--- start of Provided records ---

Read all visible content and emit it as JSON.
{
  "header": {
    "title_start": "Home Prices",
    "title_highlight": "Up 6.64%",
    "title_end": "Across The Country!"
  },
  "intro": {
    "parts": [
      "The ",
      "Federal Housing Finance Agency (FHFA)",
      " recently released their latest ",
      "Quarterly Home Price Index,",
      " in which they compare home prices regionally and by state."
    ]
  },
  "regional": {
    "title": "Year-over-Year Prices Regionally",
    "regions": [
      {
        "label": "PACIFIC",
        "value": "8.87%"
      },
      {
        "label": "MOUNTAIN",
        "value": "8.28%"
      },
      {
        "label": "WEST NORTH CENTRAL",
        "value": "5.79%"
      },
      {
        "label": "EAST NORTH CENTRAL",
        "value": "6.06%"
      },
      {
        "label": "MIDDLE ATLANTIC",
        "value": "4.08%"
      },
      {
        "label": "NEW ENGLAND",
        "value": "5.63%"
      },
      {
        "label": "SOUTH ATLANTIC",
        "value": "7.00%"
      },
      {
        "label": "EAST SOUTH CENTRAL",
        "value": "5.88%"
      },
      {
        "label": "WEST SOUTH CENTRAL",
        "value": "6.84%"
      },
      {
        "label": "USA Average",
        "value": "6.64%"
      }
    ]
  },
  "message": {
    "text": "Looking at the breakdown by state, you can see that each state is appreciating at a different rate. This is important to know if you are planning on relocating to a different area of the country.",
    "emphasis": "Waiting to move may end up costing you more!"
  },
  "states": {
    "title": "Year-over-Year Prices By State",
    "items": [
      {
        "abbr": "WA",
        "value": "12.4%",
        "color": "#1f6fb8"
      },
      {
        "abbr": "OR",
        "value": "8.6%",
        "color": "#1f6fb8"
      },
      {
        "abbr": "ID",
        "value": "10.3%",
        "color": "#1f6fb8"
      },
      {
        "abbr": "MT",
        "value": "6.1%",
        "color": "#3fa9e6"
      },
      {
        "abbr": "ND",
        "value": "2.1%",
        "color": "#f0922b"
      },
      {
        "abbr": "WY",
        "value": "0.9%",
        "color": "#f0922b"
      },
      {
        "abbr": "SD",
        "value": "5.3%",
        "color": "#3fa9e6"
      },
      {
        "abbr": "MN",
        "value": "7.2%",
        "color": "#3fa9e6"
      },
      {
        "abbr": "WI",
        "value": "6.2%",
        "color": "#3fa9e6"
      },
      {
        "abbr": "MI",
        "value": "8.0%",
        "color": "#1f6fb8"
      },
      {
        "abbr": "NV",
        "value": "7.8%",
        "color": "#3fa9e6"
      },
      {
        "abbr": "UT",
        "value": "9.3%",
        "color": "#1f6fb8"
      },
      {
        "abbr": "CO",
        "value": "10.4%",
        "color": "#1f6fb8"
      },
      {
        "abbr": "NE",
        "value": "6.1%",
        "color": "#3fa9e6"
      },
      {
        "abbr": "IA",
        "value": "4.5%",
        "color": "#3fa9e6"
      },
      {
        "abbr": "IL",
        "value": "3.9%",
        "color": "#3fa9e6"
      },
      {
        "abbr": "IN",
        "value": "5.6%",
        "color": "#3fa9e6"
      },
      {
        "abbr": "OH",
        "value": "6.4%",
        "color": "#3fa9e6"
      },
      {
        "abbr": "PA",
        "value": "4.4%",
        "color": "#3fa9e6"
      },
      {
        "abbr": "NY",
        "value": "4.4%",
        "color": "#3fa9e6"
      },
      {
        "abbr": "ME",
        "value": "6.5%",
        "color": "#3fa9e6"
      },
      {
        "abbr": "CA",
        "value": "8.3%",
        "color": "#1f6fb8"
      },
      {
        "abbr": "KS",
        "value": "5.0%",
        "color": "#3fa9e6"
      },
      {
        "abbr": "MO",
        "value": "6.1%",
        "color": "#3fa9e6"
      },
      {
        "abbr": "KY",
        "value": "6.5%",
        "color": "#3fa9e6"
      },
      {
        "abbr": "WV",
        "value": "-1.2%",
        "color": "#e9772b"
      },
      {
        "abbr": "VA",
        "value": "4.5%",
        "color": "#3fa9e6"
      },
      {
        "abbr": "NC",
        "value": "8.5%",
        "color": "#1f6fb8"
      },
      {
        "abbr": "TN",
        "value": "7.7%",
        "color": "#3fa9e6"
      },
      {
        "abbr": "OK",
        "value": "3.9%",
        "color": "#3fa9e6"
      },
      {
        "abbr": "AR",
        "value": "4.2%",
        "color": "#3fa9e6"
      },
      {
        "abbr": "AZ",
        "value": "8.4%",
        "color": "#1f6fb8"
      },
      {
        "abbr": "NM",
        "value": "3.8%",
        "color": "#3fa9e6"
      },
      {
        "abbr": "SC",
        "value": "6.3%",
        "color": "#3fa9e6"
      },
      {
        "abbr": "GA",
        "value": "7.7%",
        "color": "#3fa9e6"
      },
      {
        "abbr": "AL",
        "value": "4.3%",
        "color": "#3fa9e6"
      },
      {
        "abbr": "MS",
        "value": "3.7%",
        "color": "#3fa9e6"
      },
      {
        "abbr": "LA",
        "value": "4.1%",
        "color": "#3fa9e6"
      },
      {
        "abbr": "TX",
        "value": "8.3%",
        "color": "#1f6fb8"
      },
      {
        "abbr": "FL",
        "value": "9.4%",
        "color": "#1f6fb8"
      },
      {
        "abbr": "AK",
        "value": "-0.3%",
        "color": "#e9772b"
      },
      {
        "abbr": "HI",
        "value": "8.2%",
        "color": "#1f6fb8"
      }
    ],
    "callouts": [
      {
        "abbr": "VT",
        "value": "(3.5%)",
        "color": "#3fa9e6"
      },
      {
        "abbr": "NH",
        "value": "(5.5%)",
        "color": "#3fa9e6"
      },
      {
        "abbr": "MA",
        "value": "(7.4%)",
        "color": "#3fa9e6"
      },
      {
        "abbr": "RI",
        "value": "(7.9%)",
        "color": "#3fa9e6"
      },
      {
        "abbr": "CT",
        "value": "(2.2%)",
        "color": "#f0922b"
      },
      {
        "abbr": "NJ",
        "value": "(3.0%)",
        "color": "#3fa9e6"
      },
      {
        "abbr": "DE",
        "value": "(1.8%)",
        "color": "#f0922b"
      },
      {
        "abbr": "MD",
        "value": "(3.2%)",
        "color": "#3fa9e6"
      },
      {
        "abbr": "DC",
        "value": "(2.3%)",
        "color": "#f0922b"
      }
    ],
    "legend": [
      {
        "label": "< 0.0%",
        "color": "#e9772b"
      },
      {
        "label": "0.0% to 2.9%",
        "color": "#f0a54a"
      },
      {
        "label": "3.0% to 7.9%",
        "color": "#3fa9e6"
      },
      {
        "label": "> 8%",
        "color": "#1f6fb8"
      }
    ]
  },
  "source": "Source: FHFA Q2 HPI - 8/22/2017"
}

--- end of Provided records ---

Collect the lines that hold "ATLANTIC".

        "label": "MIDDLE ATLANTIC",
        "label": "SOUTH ATLANTIC",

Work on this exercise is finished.